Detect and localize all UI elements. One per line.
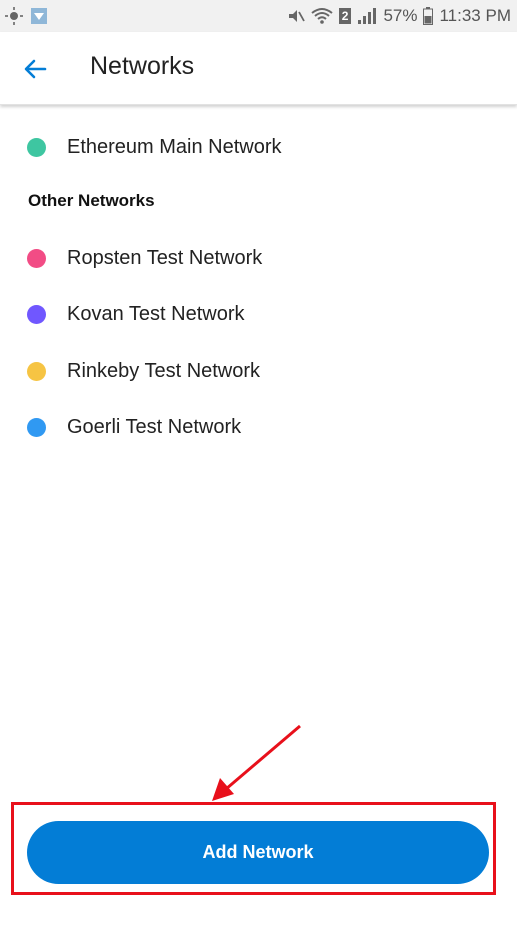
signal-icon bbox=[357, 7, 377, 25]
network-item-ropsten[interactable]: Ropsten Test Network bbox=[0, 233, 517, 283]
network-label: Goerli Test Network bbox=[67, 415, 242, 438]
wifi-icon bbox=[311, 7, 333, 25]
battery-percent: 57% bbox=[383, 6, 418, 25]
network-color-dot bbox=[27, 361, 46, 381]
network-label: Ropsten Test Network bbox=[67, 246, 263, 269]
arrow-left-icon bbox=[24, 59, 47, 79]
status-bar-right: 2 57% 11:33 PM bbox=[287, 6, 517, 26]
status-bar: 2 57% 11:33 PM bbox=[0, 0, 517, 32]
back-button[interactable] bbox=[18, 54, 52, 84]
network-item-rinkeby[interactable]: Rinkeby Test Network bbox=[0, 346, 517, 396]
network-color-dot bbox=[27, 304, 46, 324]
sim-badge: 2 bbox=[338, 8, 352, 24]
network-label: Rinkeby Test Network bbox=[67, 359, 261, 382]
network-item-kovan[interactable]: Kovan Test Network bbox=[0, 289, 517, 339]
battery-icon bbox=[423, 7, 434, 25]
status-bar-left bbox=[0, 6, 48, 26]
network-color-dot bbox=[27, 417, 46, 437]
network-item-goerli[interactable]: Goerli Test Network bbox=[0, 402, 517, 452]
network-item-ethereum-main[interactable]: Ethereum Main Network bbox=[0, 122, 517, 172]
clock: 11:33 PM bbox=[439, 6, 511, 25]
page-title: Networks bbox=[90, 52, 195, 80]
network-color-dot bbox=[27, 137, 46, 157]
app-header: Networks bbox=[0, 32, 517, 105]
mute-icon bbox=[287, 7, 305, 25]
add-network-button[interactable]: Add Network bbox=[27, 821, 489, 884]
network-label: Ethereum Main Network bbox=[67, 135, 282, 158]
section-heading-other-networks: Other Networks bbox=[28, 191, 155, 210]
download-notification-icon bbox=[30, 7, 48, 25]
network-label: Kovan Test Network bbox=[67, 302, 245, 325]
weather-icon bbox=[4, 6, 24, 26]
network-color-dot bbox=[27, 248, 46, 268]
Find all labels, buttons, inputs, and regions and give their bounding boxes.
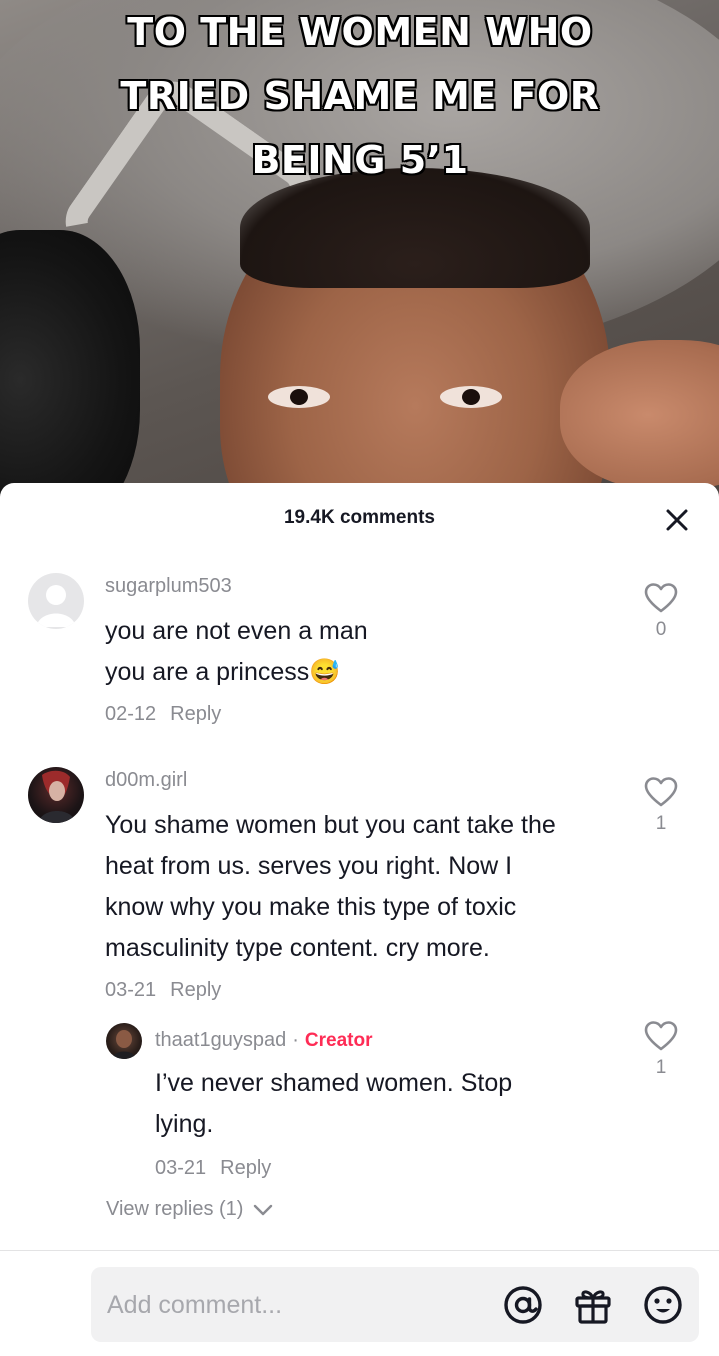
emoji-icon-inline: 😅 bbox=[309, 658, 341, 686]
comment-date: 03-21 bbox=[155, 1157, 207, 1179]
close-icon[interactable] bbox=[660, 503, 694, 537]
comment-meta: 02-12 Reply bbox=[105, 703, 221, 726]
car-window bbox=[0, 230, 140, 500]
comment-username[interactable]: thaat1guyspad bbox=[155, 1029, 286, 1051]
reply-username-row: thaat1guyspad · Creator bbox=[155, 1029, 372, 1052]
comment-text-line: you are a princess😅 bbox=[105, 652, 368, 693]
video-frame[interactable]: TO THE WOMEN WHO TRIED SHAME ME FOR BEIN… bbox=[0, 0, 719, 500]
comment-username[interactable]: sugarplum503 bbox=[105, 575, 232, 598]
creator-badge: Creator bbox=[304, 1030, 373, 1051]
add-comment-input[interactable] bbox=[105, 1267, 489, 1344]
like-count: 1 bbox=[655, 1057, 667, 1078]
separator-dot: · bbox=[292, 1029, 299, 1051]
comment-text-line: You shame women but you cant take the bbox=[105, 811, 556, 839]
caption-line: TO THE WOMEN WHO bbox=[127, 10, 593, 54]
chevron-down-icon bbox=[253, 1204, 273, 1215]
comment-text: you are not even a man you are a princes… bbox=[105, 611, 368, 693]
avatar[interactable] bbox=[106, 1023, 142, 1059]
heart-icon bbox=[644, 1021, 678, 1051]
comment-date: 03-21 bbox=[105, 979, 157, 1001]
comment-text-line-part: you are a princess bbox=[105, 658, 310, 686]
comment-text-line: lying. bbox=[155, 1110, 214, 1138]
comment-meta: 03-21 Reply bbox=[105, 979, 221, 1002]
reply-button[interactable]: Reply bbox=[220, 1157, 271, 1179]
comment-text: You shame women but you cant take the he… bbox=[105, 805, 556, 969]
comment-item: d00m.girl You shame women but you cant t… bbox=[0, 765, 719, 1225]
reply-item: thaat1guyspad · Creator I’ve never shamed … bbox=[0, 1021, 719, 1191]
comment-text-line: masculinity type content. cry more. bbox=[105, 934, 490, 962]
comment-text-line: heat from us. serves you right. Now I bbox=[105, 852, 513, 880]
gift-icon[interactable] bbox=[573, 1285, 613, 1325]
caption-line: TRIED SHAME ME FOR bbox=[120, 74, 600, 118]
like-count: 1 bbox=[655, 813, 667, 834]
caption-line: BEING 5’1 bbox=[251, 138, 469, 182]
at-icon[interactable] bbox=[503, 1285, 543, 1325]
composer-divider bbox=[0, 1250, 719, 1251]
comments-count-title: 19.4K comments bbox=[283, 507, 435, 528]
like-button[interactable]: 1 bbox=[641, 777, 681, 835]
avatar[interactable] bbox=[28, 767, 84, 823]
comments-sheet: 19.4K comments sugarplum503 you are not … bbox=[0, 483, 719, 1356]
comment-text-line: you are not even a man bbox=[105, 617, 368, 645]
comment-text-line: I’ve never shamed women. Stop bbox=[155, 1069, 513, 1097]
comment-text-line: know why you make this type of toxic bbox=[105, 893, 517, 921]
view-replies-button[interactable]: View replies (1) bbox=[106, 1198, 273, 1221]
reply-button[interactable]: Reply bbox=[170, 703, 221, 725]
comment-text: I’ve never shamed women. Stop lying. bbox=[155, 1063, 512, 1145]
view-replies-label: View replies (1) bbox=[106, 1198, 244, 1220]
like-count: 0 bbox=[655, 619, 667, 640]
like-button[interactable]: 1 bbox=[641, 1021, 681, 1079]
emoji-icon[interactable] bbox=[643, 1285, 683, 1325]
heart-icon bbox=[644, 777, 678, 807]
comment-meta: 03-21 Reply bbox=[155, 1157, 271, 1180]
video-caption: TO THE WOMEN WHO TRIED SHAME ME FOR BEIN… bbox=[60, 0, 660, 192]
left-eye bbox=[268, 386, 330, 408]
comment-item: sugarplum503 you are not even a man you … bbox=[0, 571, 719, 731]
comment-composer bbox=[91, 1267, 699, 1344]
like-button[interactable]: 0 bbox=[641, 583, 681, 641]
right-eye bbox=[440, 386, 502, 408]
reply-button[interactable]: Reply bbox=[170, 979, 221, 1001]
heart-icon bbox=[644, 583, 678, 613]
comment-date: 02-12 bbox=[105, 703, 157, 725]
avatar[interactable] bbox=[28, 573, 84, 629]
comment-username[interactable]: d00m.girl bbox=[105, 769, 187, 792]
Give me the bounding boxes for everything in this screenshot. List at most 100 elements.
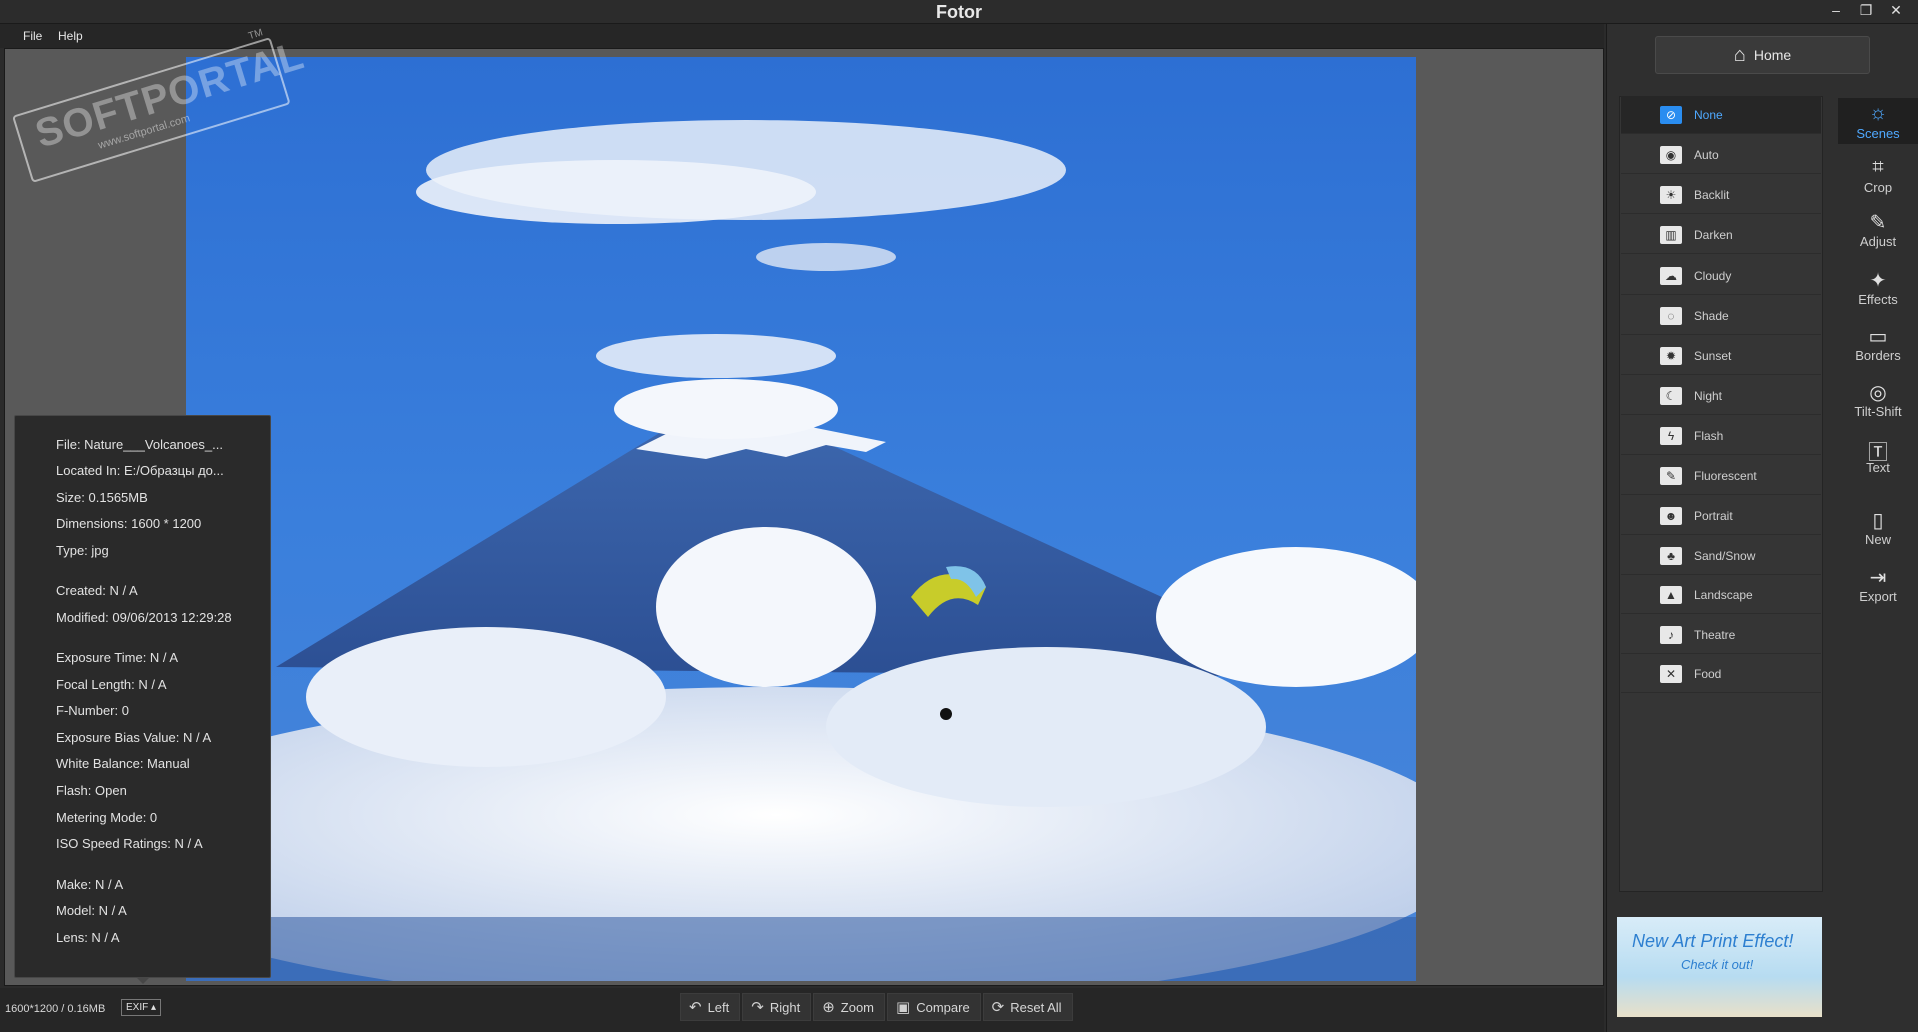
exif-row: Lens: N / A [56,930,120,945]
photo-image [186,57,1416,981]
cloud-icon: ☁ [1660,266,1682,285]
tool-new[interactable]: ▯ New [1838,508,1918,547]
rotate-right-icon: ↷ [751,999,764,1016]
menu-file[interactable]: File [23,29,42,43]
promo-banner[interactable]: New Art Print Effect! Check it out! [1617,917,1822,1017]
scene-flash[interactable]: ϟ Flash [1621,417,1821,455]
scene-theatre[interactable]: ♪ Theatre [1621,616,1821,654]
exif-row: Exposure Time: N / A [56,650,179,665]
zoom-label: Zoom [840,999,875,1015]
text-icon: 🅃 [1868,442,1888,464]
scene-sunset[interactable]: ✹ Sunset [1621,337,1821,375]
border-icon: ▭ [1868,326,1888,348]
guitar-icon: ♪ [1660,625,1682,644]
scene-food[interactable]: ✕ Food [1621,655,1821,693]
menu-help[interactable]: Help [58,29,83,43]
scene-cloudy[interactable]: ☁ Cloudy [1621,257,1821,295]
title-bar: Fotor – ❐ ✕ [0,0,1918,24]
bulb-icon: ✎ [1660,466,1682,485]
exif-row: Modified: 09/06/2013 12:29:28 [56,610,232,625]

Work to complete>
Rewrite the data from the line with "emoji-icon-inline: 😅 bbox=[309, 658, 341, 686]" to the line with "separator-dot: · bbox=[292, 1029, 299, 1051]", changing "comment-username" to "comment-author" and leaving everything else as it is.

Task result>
emoji-icon-inline: 😅 bbox=[309, 658, 341, 686]
comment-date: 03-21 bbox=[155, 1157, 207, 1179]
close-icon[interactable] bbox=[660, 503, 694, 537]
comment-meta: 02-12 Reply bbox=[105, 703, 221, 726]
car-window bbox=[0, 230, 140, 500]
comment-author[interactable]: thaat1guyspad bbox=[155, 1029, 286, 1051]
reply-username-row: thaat1guyspad · Creator bbox=[155, 1029, 372, 1052]
comment-text-line: you are a princess😅 bbox=[105, 652, 368, 693]
video-frame[interactable]: TO THE WOMEN WHO TRIED SHAME ME FOR BEIN… bbox=[0, 0, 719, 500]
comment-author[interactable]: sugarplum503 bbox=[105, 575, 232, 598]
creator-badge: Creator bbox=[304, 1030, 373, 1051]
add-comment-input[interactable] bbox=[105, 1267, 489, 1344]
like-count: 1 bbox=[655, 1057, 667, 1078]
separator-dot: · bbox=[292, 1029, 299, 1051]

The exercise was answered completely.